What you need to do: Please print exactly the lines running from the one that contains "Extract all readable text from this page." to the end of the data, with both lines included.
··· Provided material ···
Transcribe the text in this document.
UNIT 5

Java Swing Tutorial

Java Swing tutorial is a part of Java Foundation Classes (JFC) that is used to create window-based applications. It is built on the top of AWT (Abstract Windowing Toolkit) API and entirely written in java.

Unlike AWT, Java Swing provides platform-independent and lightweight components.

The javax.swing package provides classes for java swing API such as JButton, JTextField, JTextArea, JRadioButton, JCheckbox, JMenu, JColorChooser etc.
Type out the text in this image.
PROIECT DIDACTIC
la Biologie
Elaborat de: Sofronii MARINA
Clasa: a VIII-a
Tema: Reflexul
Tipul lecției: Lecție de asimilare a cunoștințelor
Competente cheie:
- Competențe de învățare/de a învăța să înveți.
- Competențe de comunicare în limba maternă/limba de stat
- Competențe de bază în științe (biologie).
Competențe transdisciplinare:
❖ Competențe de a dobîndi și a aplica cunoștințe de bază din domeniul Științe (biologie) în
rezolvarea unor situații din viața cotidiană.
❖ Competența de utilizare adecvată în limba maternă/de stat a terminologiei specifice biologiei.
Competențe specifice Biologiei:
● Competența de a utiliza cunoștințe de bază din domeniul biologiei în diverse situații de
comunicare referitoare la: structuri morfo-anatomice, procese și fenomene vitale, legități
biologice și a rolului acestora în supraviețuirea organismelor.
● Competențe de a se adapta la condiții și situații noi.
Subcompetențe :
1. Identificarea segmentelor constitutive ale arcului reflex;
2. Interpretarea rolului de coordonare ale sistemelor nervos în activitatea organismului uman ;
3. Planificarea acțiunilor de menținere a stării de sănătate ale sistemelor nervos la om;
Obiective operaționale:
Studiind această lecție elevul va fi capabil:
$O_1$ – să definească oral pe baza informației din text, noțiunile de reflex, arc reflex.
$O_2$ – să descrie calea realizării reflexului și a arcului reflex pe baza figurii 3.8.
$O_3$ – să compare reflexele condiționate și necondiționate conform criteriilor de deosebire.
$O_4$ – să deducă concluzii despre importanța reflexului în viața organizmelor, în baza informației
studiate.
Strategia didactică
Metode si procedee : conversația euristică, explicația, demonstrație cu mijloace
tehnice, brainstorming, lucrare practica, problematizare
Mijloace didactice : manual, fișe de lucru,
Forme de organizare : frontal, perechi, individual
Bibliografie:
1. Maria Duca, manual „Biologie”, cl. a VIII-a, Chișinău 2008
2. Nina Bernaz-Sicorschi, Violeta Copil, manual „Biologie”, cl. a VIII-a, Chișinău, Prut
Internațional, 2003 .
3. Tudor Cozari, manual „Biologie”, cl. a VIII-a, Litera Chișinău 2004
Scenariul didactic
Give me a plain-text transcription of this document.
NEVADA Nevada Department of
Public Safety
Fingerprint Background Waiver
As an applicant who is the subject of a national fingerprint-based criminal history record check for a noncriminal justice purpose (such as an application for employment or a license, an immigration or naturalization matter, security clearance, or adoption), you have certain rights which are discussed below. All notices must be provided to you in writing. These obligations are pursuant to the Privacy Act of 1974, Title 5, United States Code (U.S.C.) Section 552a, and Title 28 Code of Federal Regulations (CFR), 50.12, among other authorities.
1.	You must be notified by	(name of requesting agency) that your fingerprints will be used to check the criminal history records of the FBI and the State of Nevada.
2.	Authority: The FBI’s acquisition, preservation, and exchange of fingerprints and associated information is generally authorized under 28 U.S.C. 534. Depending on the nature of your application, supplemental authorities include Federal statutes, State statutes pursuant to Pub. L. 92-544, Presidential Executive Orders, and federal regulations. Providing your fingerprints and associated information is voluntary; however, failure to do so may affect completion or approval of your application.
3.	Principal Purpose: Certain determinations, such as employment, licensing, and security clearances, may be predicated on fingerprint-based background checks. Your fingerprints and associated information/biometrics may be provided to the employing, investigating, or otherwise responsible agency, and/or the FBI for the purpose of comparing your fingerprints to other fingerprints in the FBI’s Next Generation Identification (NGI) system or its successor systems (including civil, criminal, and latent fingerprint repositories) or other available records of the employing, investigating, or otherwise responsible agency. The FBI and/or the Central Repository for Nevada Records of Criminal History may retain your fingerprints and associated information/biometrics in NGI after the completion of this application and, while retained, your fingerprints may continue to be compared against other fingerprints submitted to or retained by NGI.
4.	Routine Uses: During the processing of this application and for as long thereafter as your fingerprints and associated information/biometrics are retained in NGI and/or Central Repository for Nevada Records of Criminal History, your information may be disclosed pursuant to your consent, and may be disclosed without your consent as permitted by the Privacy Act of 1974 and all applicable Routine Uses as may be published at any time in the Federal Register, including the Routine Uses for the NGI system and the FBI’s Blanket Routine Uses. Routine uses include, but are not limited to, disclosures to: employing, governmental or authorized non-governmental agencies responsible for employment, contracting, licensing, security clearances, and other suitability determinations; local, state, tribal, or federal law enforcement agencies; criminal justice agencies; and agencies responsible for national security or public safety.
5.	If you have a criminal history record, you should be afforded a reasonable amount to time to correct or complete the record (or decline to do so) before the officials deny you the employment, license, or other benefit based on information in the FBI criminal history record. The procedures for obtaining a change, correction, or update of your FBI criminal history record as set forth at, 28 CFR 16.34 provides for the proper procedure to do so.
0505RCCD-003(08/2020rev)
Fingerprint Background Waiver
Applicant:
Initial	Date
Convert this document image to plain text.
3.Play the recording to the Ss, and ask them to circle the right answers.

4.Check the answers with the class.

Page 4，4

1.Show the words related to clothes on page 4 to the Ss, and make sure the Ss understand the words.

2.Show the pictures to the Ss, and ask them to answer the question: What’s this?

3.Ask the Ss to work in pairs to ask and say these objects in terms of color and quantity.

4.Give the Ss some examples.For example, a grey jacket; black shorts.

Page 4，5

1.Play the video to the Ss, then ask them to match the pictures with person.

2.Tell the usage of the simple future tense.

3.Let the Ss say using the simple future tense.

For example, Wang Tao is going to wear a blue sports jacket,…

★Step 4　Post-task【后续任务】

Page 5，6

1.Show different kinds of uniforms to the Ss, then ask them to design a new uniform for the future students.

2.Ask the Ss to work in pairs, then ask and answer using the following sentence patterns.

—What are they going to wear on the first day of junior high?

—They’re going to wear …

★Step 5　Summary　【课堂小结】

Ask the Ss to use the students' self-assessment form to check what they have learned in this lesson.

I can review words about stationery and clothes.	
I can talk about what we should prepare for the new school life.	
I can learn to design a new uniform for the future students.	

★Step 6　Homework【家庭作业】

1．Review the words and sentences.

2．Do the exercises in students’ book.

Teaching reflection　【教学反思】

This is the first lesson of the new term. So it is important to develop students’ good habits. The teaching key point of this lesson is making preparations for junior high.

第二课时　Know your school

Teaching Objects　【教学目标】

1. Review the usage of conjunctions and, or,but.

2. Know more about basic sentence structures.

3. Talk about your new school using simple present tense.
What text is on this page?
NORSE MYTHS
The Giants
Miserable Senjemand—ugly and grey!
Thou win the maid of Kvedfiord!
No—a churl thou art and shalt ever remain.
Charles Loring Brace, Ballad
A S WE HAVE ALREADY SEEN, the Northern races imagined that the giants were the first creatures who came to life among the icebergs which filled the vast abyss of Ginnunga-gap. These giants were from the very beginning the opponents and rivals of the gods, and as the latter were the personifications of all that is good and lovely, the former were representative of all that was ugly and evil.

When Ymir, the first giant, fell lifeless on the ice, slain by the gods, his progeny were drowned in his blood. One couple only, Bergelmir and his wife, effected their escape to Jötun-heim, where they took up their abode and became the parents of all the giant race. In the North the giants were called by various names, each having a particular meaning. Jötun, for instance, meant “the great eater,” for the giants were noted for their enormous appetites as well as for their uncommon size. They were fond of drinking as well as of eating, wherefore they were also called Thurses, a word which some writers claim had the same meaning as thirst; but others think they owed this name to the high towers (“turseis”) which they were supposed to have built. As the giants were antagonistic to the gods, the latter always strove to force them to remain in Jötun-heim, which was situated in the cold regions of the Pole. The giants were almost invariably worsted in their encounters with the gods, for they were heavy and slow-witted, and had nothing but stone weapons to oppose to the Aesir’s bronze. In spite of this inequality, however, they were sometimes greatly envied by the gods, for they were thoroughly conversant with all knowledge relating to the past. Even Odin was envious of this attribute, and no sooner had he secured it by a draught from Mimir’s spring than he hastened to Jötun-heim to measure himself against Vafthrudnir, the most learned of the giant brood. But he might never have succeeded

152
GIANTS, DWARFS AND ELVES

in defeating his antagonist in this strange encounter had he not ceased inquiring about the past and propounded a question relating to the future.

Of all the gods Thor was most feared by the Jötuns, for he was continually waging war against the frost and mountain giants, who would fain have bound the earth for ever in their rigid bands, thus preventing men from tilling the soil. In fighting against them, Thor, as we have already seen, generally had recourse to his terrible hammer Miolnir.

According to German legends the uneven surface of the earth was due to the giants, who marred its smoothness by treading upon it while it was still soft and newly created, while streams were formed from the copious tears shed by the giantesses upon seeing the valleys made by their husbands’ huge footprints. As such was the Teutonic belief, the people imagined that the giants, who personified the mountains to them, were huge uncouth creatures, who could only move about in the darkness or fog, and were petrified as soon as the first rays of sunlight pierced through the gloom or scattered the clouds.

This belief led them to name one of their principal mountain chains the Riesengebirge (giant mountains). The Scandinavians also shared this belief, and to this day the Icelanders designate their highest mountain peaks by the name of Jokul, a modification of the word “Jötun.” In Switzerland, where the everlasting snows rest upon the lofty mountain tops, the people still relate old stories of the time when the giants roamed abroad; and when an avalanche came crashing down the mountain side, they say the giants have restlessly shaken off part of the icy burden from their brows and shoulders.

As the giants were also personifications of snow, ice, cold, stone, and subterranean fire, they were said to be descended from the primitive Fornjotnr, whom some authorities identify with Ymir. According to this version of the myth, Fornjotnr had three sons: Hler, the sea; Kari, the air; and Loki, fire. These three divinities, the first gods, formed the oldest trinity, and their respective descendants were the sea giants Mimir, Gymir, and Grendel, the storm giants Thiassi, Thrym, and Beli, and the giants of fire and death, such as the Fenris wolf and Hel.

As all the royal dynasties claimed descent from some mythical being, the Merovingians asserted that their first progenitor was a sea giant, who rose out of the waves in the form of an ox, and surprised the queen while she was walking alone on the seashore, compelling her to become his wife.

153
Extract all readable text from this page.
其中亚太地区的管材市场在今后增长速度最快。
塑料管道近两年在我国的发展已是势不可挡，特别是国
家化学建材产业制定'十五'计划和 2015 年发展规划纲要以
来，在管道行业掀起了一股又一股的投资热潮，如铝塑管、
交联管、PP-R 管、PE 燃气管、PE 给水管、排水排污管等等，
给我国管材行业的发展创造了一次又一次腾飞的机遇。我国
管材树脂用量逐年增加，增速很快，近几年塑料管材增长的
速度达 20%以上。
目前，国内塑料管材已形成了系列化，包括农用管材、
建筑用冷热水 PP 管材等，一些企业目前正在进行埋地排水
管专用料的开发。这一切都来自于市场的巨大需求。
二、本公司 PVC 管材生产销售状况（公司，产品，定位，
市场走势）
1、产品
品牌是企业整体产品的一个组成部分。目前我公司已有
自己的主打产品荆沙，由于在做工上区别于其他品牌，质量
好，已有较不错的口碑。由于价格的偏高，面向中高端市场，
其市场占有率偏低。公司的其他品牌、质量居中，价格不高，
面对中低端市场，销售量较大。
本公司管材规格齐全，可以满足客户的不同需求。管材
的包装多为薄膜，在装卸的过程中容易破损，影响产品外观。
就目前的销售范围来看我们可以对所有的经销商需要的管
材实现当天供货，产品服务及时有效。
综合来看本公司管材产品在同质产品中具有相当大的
···
Solution:
Extract all readable text from this page.
其中亚太地区的管材市场在今后增长速度最快。
塑料管道近两年在我国的发展已是势不可挡，特别是国
家化学建材产业制定'十五'计划和 2015 年发展规划纲要以
来，在管道行业掀起了一股又一股的投资热潮，如铝塑管、
交联管、PP-R 管、PE 燃气管、PE 给水管、排水排污管等等，
给我国管材行业的发展创造了一次又一次腾飞的机遇。我国
管材树脂用量逐年增加，增速很快，近几年塑料管材增长的
速度达 20%以上。
目前，国内塑料管材已形成了系列化，包括农用管材、
建筑用冷热水 PP 管材等，一些企业目前正在进行埋地排水
管专用料的开发。这一切都来自于市场的巨大需求。
二、本公司 PVC 管材生产销售状况（公司，产品，定位，
市场走势）
1、产品
品牌是企业整体产品的一个组成部分。目前我公司已有
自己的主打产品荆沙，由于在做工上区别于其他品牌，质量
好，已有较不错的口碑。由于价格的偏高，面向中高端市场，
其市场占有率偏低。公司的其他品牌、质量居中，价格不高，
面对中低端市场，销售量较大。
本公司管材规格齐全，可以满足客户的不同需求。管材
的包装多为薄膜，在装卸的过程中容易破损，影响产品外观。
就目前的销售范围来看我们可以对所有的经销商需要的管
材实现当天供货，产品服务及时有效。
综合来看本公司管材产品在同质产品中具有相当大的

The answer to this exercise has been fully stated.